# [The input]
━━━━━━

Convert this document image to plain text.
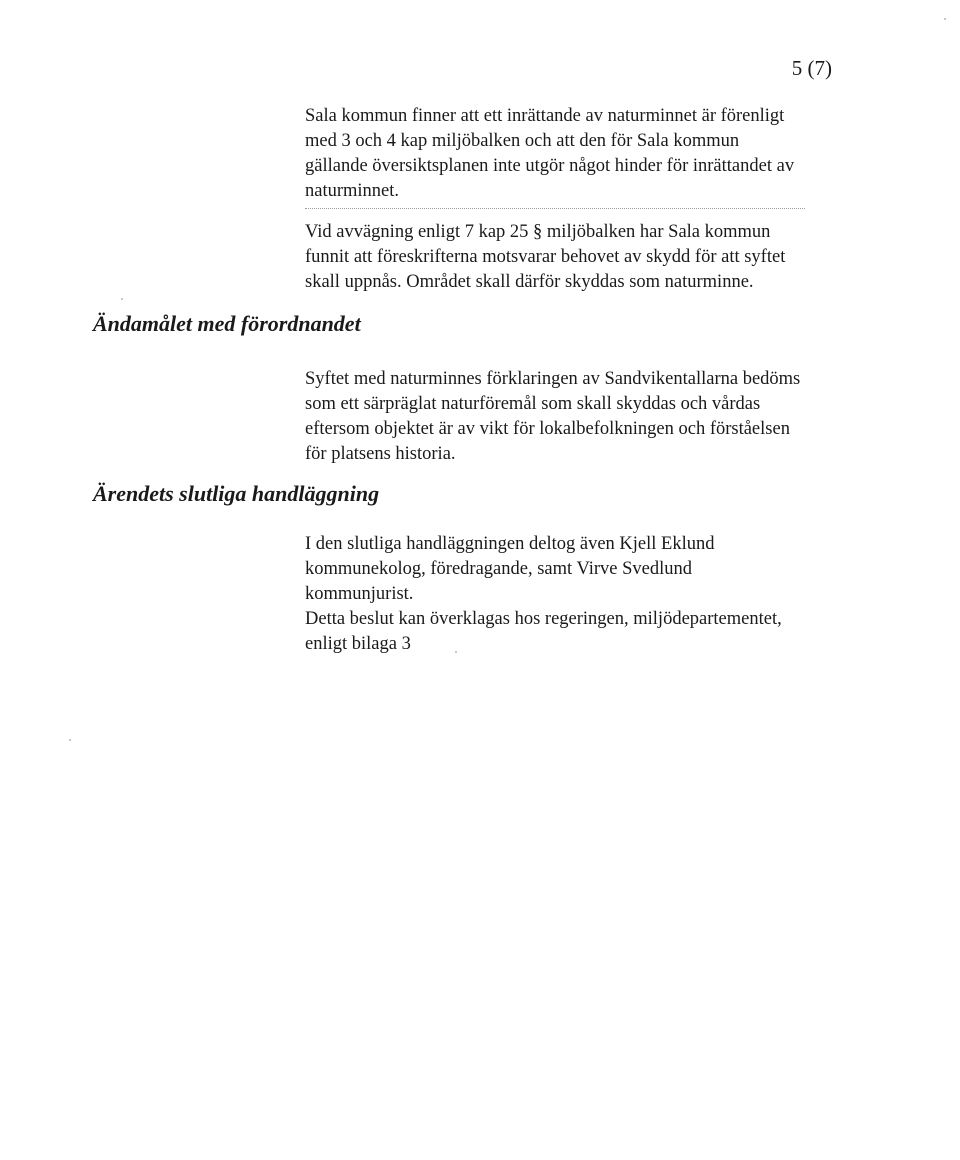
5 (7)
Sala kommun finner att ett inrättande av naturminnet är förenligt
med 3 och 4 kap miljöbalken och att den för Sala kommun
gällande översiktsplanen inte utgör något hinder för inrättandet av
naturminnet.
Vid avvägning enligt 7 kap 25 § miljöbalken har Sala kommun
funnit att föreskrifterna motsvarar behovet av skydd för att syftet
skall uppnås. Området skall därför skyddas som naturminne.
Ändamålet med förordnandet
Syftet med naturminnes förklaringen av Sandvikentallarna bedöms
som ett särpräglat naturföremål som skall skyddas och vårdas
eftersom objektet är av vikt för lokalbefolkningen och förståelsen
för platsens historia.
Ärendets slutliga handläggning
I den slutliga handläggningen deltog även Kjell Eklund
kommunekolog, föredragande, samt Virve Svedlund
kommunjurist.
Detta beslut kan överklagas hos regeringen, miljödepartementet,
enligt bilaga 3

━━━━━━

# [Task objective]
Reproduce all of the material above word for word. Omit the pictures.

# [Full response]
Convert this document image to plain text.
5 (7)
Sala kommun finner att ett inrättande av naturminnet är förenligt
med 3 och 4 kap miljöbalken och att den för Sala kommun
gällande översiktsplanen inte utgör något hinder för inrättandet av
naturminnet.
Vid avvägning enligt 7 kap 25 § miljöbalken har Sala kommun
funnit att föreskrifterna motsvarar behovet av skydd för att syftet
skall uppnås. Området skall därför skyddas som naturminne.
Ändamålet med förordnandet
Syftet med naturminnes förklaringen av Sandvikentallarna bedöms
som ett särpräglat naturföremål som skall skyddas och vårdas
eftersom objektet är av vikt för lokalbefolkningen och förståelsen
för platsens historia.
Ärendets slutliga handläggning
I den slutliga handläggningen deltog även Kjell Eklund
kommunekolog, föredragande, samt Virve Svedlund
kommunjurist.
Detta beslut kan överklagas hos regeringen, miljödepartementet,
enligt bilaga 3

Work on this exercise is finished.